Here is a block of records. Copy every line in it that includes "haar".

[Items from a dataset]
____________________
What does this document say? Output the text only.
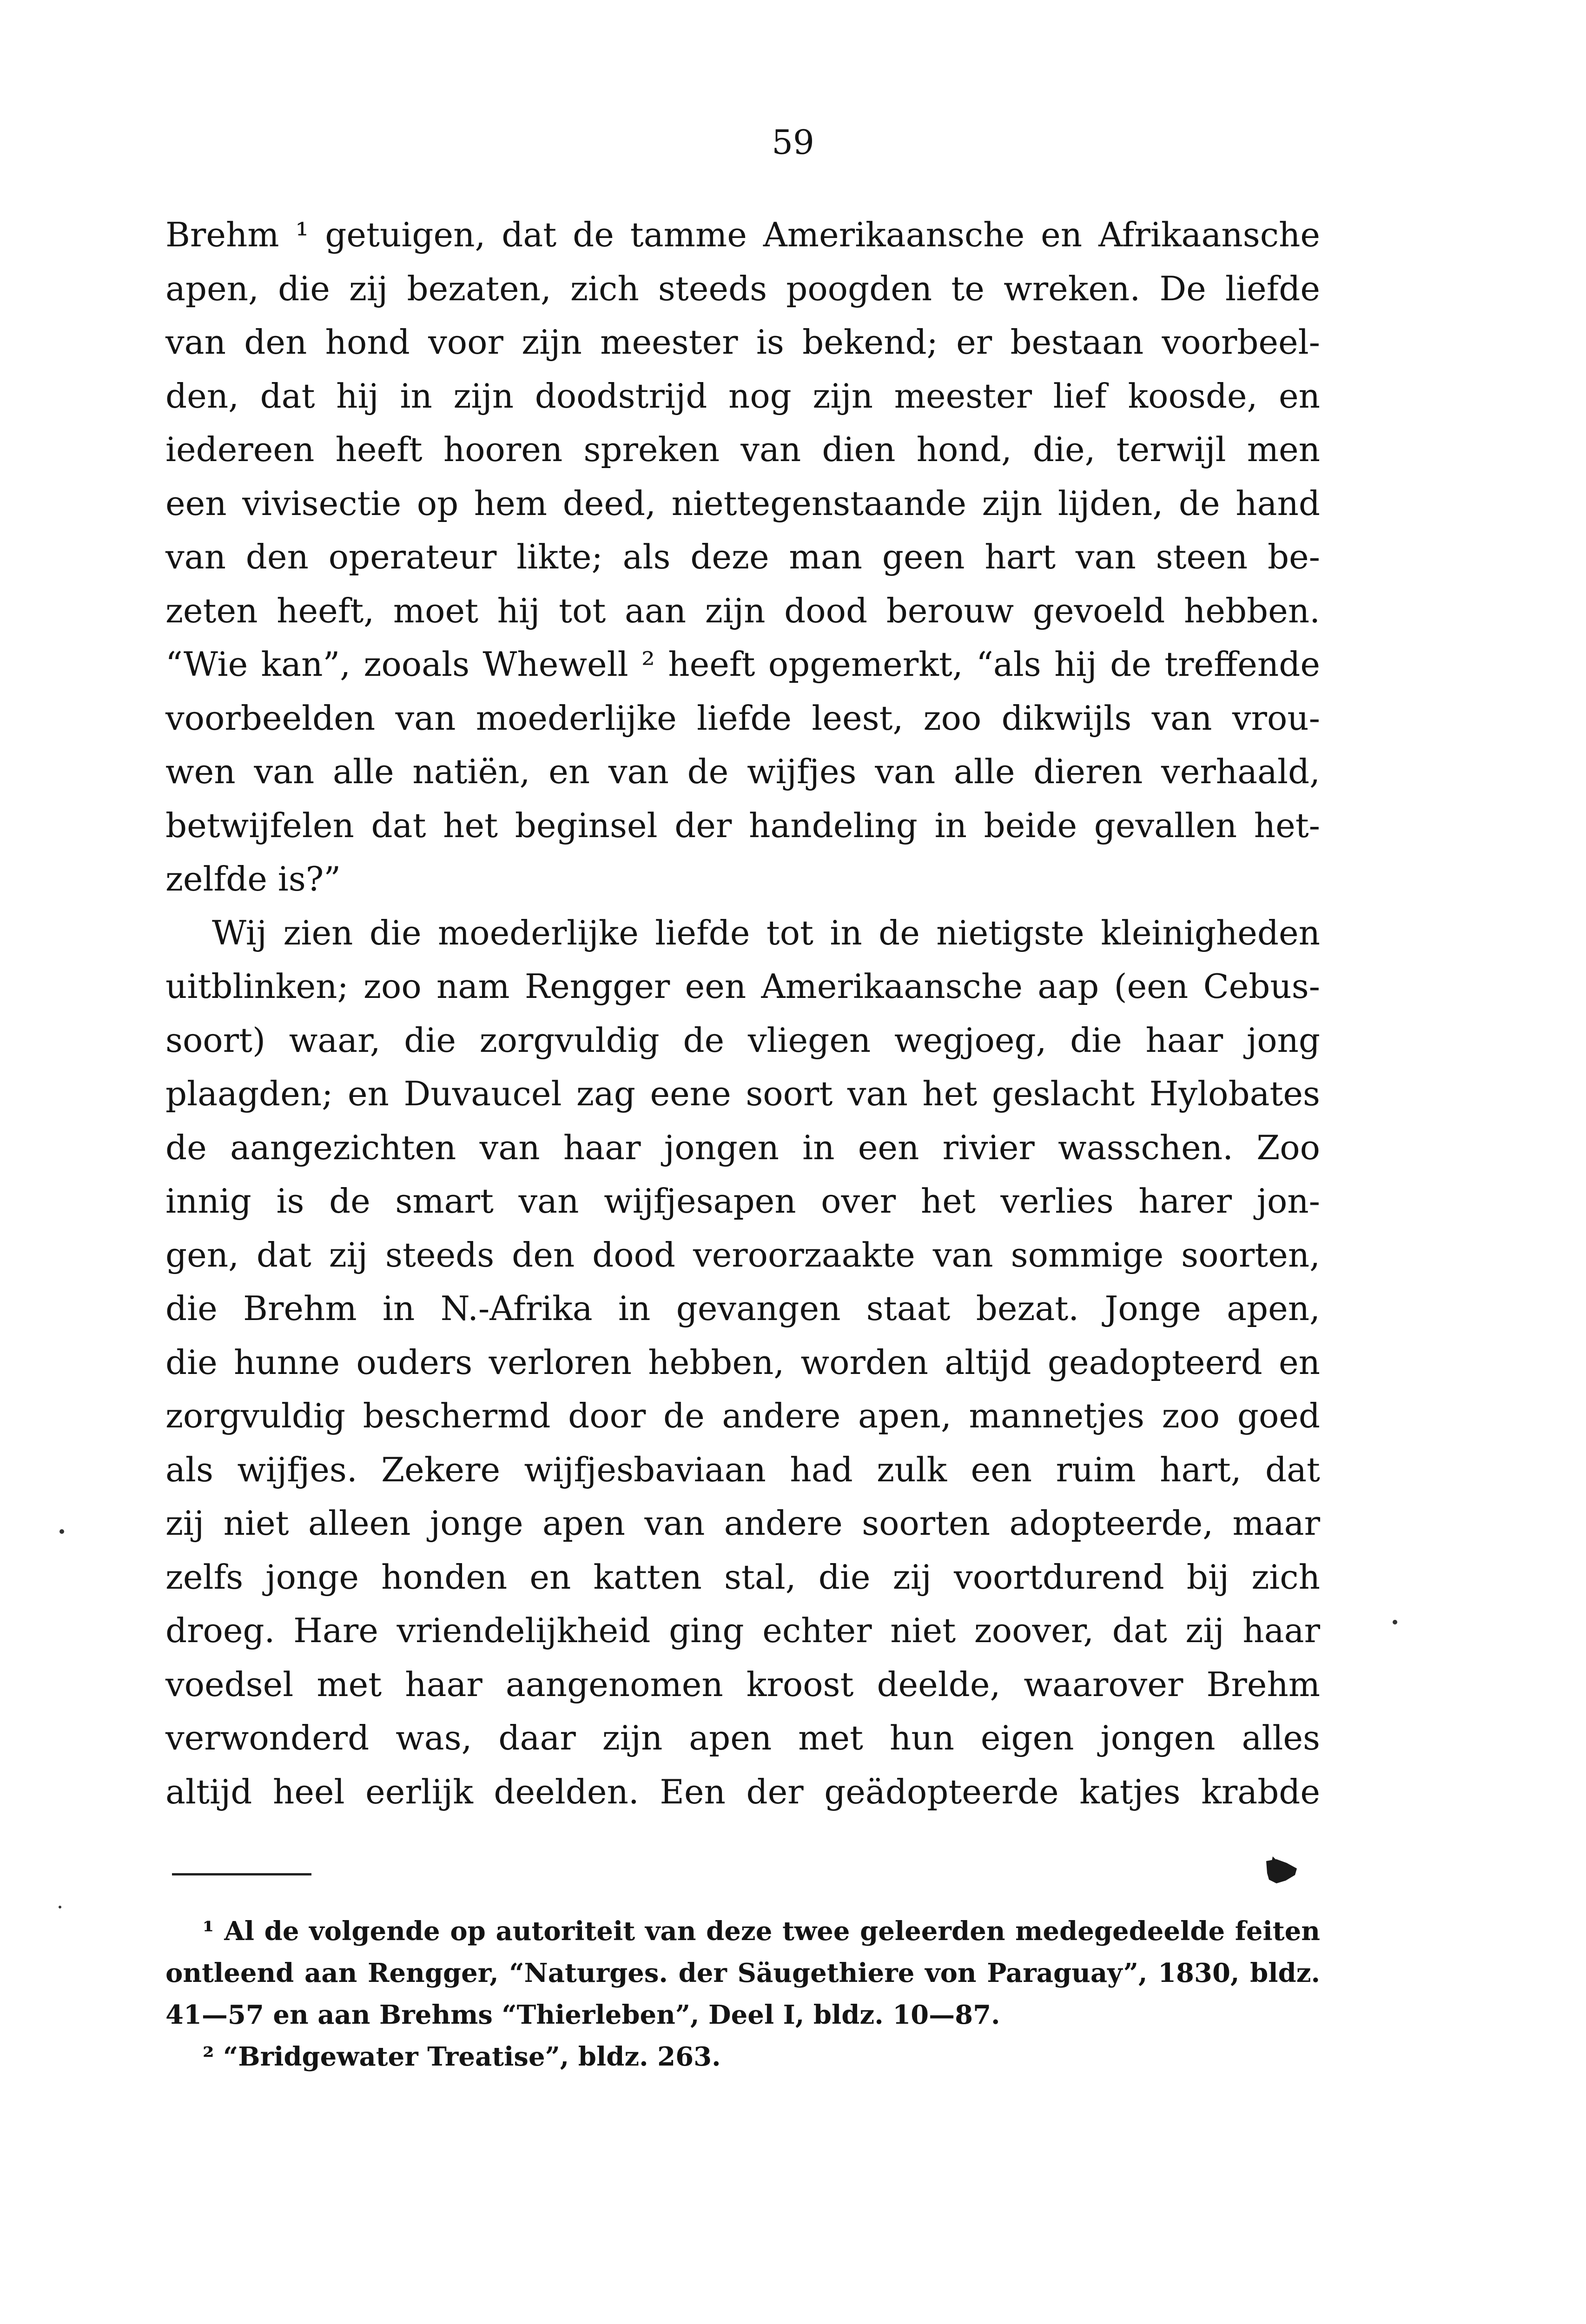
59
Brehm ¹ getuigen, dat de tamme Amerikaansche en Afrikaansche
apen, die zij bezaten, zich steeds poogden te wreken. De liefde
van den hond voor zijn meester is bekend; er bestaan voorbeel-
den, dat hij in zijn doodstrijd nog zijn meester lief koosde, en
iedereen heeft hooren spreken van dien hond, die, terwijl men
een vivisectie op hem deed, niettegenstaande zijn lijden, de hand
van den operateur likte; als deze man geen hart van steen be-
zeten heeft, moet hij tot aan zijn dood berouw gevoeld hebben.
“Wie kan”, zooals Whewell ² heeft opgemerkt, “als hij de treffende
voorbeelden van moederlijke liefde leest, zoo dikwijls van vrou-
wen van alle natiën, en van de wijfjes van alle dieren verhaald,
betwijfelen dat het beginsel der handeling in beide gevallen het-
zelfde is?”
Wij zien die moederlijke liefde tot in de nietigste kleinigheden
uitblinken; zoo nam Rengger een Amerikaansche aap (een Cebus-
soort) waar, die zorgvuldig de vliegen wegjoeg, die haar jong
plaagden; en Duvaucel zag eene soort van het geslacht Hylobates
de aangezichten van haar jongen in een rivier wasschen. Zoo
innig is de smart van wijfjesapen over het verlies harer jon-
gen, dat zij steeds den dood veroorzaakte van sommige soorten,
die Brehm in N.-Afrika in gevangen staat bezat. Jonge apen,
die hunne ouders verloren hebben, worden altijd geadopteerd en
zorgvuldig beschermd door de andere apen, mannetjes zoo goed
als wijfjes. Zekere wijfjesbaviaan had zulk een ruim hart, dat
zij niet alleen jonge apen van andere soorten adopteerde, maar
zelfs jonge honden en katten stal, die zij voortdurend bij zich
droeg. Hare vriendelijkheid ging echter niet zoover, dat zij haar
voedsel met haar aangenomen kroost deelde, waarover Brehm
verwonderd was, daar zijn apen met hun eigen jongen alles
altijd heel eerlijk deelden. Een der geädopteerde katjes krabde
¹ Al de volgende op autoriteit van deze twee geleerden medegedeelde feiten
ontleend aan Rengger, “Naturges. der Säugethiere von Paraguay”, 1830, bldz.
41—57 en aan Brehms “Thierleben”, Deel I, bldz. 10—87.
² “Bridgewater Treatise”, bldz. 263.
____________________
**RESPONSE BOX**
soort) waar, die zorgvuldig de vliegen wegjoeg, die haar jong
de aangezichten van haar jongen in een rivier wasschen. Zoo
droeg. Hare vriendelijkheid ging echter niet zoover, dat zij haar
voedsel met haar aangenomen kroost deelde, waarover Brehm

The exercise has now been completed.